Your objective: Report every line in the listing that contains the string "FEFP".

--- begin Raw data ---

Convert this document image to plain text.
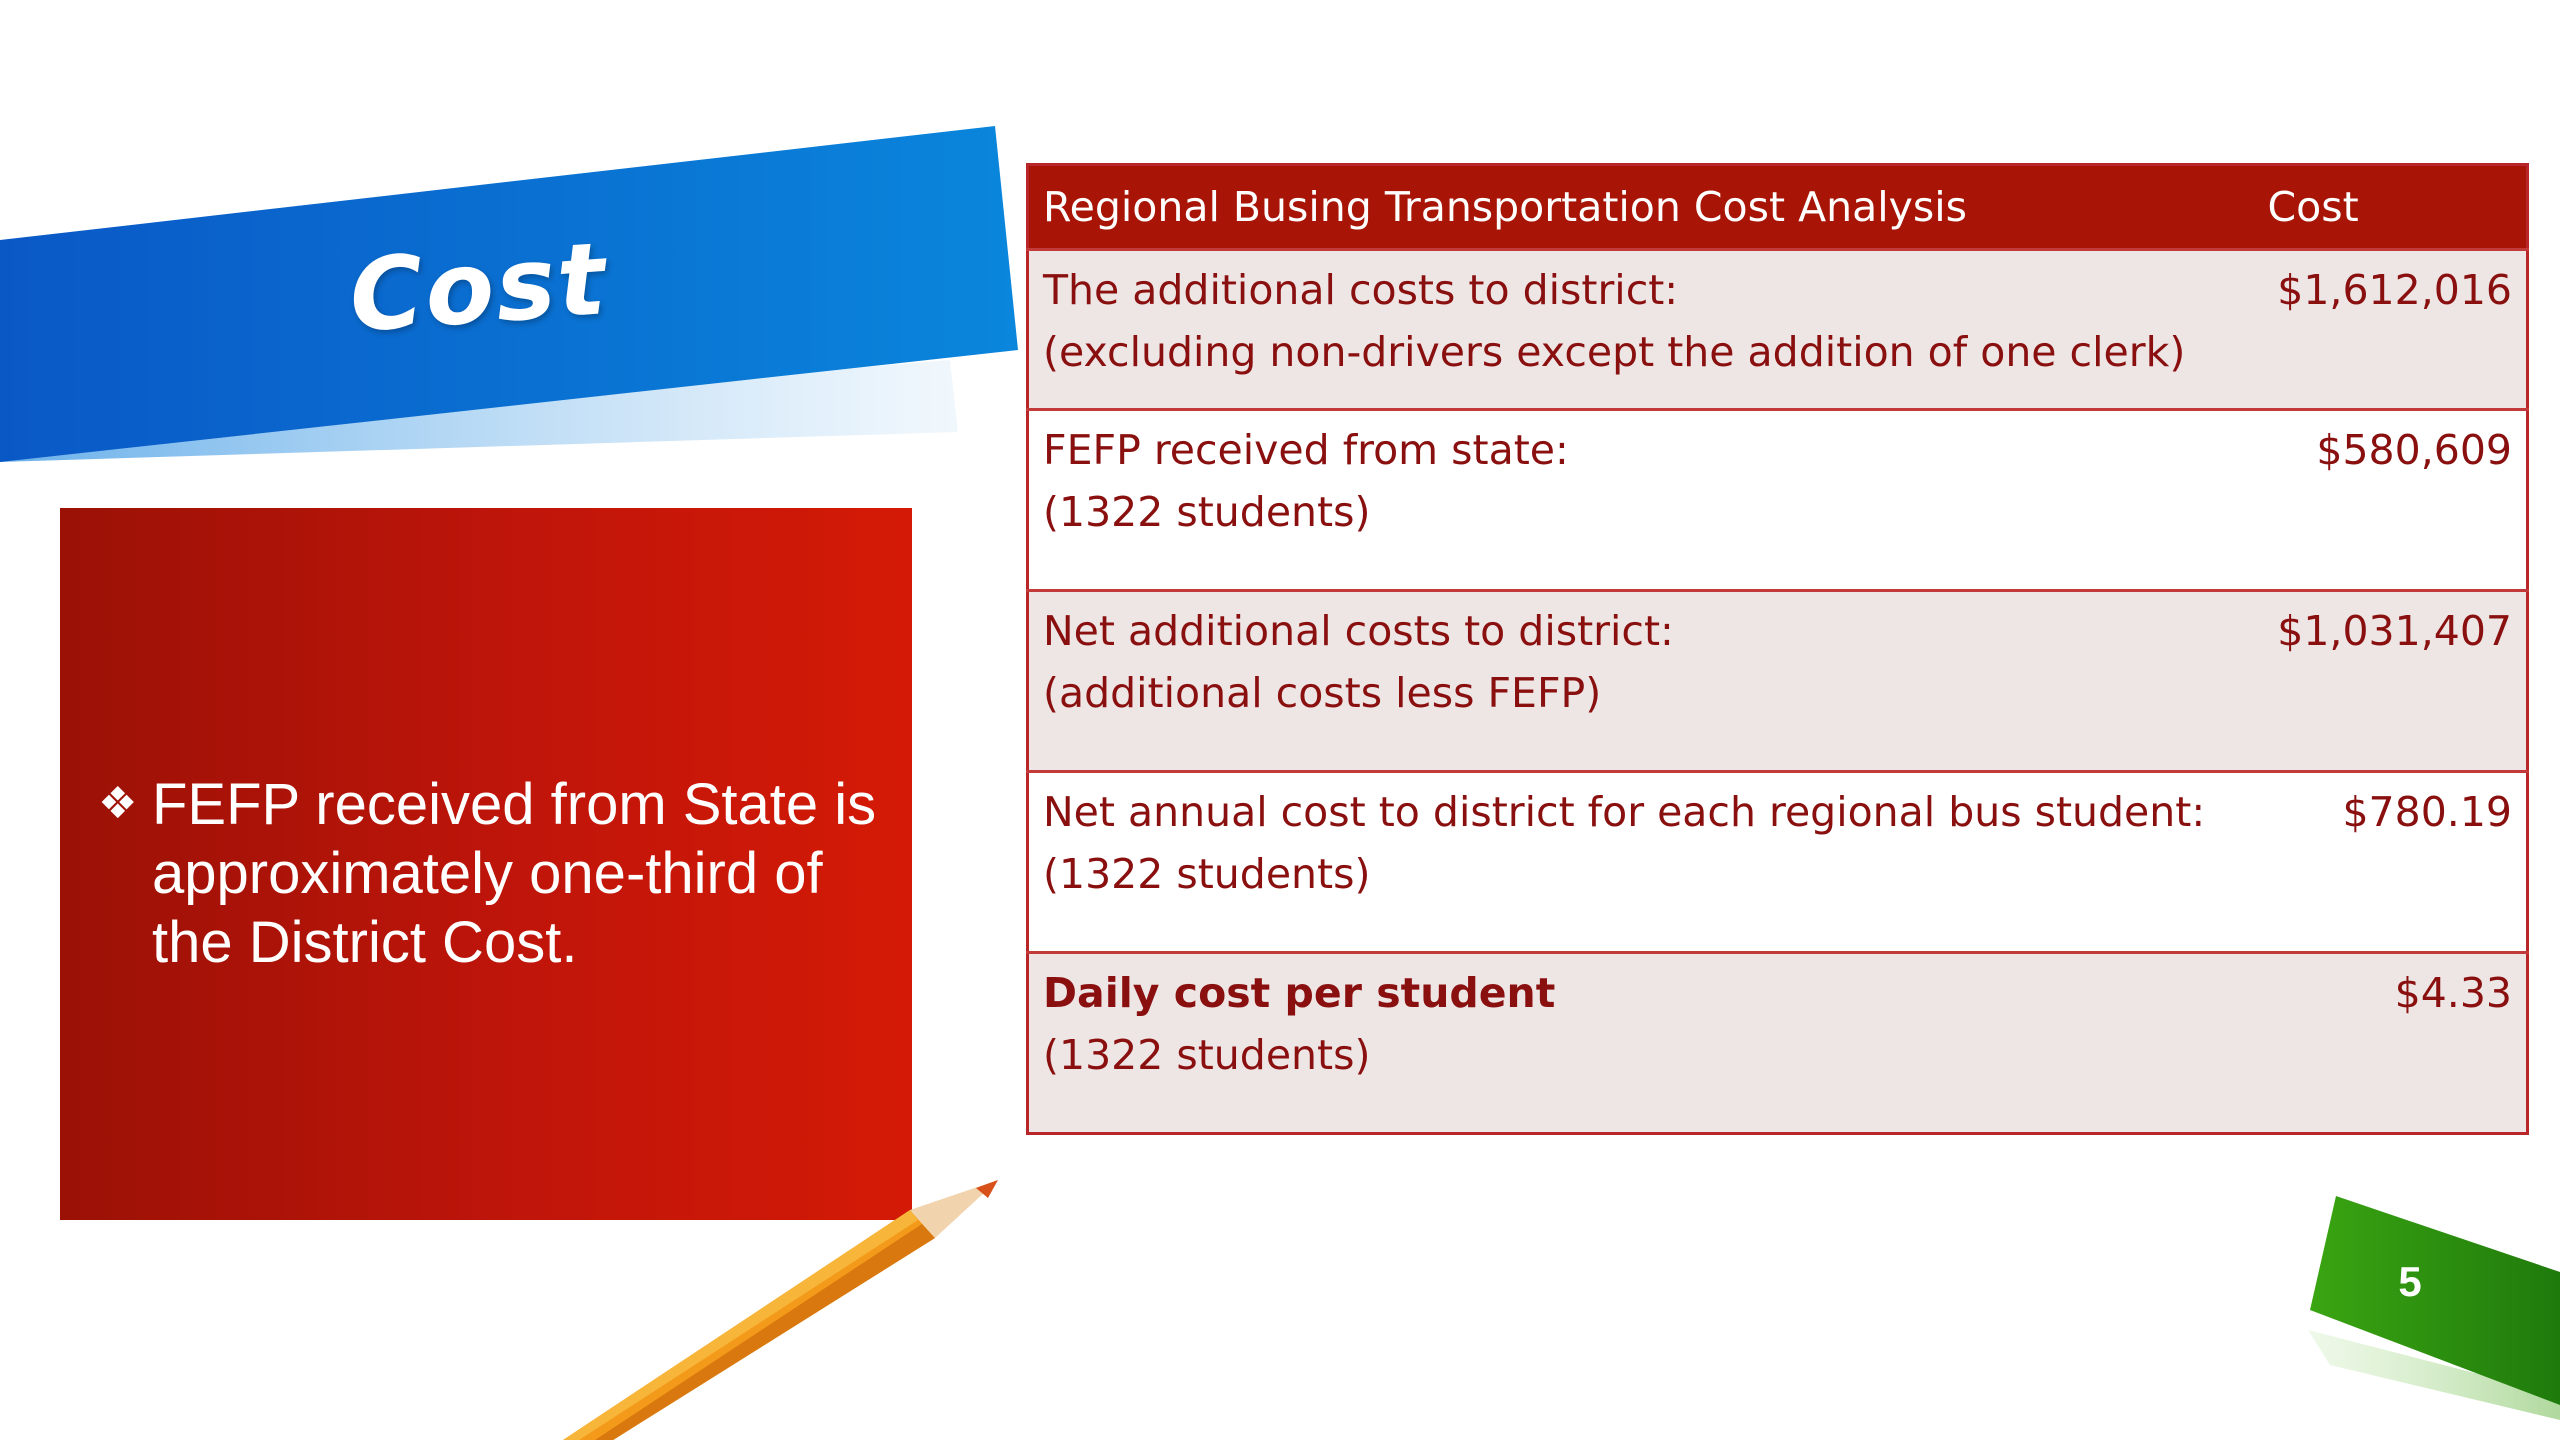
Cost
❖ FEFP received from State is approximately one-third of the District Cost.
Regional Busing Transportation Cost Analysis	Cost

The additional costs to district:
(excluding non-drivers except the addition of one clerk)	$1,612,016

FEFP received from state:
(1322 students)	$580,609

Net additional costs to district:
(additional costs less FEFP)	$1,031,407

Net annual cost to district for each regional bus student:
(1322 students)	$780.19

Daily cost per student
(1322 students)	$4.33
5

--- end Raw data ---
--- begin Raw data ---

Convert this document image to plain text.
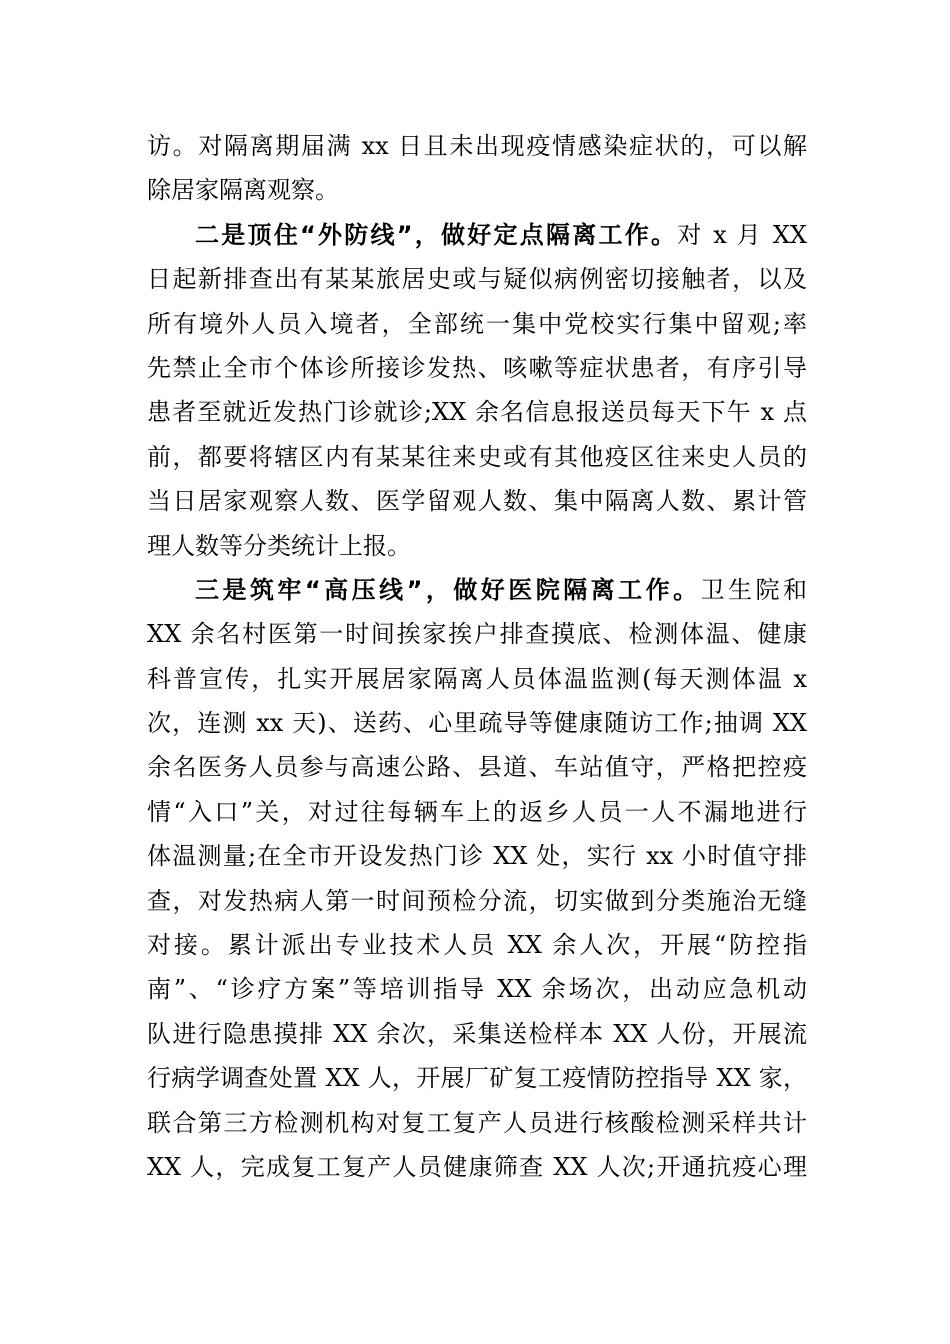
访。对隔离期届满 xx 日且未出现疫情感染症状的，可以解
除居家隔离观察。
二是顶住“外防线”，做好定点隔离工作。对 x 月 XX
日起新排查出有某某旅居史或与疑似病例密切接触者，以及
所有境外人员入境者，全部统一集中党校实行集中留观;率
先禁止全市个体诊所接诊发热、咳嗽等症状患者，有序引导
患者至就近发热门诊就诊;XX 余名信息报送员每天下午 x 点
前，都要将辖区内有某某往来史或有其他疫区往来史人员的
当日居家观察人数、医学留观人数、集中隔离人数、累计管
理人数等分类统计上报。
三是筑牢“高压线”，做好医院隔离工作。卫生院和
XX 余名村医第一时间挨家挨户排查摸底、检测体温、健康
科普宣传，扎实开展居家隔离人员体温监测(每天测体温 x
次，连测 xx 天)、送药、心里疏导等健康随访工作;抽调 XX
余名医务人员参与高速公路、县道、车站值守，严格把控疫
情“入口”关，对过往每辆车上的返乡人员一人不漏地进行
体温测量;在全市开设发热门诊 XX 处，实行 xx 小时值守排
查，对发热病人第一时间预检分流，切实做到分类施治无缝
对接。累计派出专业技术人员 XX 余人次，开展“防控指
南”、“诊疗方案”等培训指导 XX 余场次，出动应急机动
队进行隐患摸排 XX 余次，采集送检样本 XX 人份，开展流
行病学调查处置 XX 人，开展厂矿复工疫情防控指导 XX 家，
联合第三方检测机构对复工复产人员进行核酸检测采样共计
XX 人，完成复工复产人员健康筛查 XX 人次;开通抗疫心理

--- end Raw data ---

Solution for this problem:
❖ FEFP received from State is approximately one-third of the District Cost.
FEFP received from state:
(additional costs less FEFP)	$1,031,407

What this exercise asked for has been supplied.